Show all lines from the listing below that contain "Warley".
** Start **
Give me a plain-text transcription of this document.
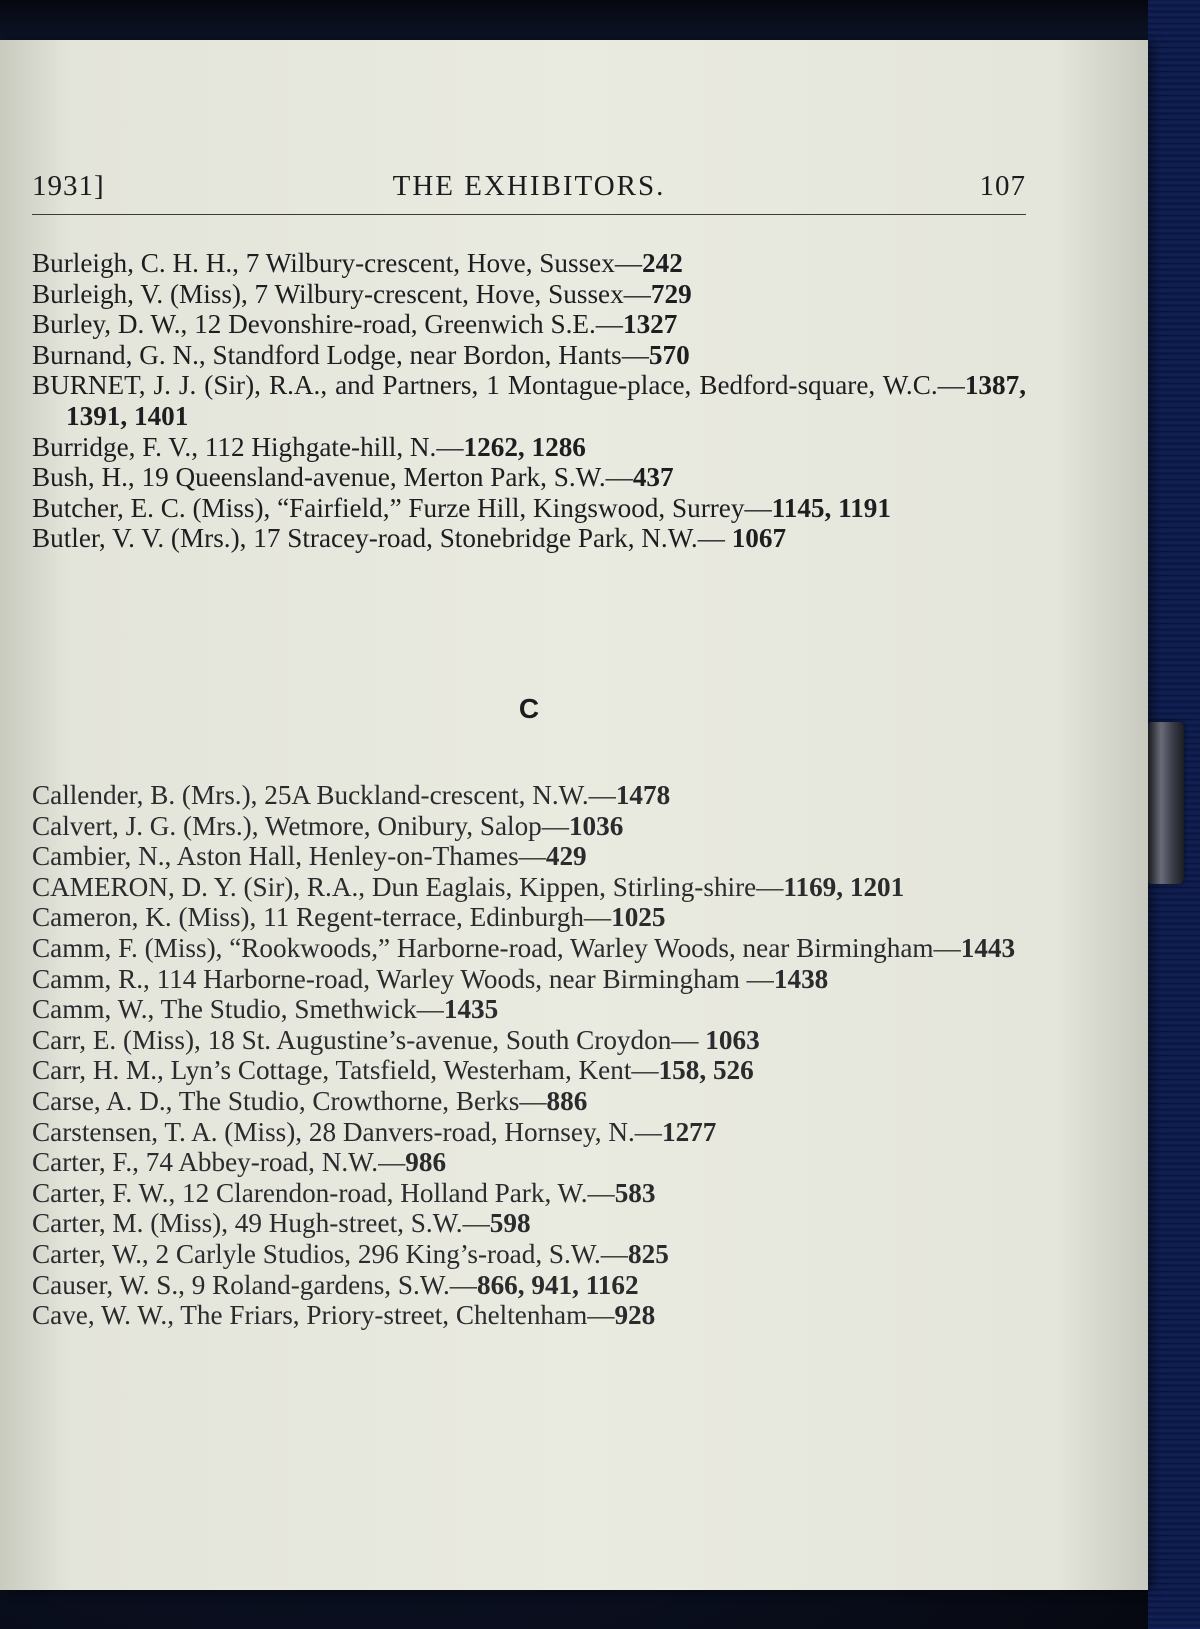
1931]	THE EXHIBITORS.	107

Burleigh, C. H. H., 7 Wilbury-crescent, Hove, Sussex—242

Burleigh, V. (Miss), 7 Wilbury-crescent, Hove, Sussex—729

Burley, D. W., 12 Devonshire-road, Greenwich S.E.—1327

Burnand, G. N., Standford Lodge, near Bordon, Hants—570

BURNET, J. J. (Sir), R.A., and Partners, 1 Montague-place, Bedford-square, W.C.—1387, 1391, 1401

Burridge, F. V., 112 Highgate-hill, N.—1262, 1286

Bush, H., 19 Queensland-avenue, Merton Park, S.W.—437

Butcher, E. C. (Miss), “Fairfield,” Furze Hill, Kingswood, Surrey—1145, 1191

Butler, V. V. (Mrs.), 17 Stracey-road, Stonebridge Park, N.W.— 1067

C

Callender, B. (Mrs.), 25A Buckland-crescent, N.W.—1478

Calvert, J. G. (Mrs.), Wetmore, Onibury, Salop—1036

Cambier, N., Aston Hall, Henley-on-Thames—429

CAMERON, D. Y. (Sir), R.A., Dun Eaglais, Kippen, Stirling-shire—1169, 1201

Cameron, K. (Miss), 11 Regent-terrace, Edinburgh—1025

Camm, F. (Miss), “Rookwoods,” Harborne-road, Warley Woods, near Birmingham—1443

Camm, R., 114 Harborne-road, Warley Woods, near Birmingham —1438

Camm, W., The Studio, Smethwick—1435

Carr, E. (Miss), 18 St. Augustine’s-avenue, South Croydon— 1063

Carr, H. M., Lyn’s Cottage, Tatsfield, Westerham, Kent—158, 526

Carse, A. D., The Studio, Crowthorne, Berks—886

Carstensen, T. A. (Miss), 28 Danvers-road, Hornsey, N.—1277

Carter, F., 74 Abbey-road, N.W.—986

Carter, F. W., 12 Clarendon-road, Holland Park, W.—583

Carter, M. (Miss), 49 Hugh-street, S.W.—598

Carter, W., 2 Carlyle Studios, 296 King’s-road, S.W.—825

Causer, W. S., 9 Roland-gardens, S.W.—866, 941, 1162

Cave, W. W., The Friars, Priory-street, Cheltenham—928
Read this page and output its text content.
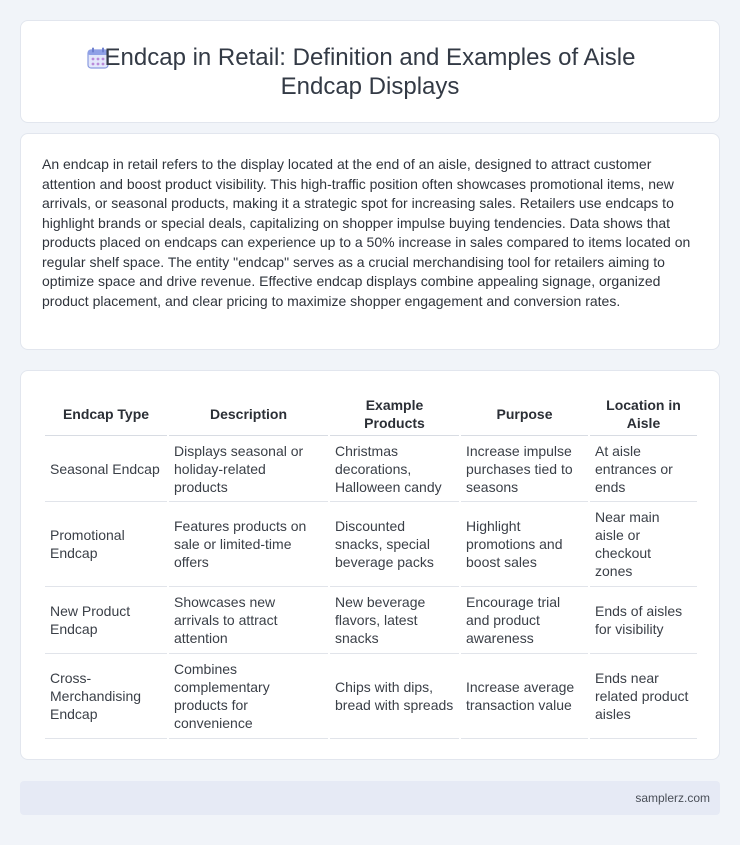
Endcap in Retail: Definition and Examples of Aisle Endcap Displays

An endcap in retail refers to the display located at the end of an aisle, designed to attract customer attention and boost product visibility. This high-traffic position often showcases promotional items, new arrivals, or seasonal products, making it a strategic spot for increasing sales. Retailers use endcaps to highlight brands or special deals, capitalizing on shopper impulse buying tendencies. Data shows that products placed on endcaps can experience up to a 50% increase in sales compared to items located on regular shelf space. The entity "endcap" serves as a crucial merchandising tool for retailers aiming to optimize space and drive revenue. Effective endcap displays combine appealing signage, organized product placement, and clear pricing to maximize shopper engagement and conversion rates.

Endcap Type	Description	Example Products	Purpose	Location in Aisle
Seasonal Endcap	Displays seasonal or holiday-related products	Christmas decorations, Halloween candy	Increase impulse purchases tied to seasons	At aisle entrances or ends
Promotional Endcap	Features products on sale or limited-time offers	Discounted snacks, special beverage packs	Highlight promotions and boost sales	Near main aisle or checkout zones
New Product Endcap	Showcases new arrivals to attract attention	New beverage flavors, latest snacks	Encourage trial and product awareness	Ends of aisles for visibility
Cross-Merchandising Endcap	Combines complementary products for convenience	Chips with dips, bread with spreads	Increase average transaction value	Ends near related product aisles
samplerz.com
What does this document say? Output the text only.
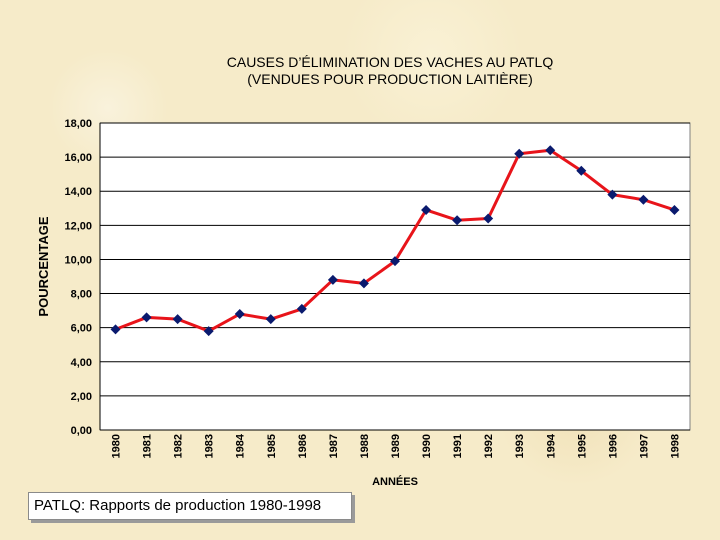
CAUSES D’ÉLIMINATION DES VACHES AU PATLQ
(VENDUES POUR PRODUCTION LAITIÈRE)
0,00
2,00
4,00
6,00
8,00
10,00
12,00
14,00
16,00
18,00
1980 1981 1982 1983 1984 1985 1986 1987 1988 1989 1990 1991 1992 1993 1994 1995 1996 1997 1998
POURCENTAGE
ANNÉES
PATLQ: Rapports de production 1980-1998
** End **
* **Answer**:
Camm, F. (Miss), “Rookwoods,” Harborne-road, Warley Woods, near Birmingham—1443
Camm, R., 114 Harborne-road, Warley Woods, near Birmingham —1438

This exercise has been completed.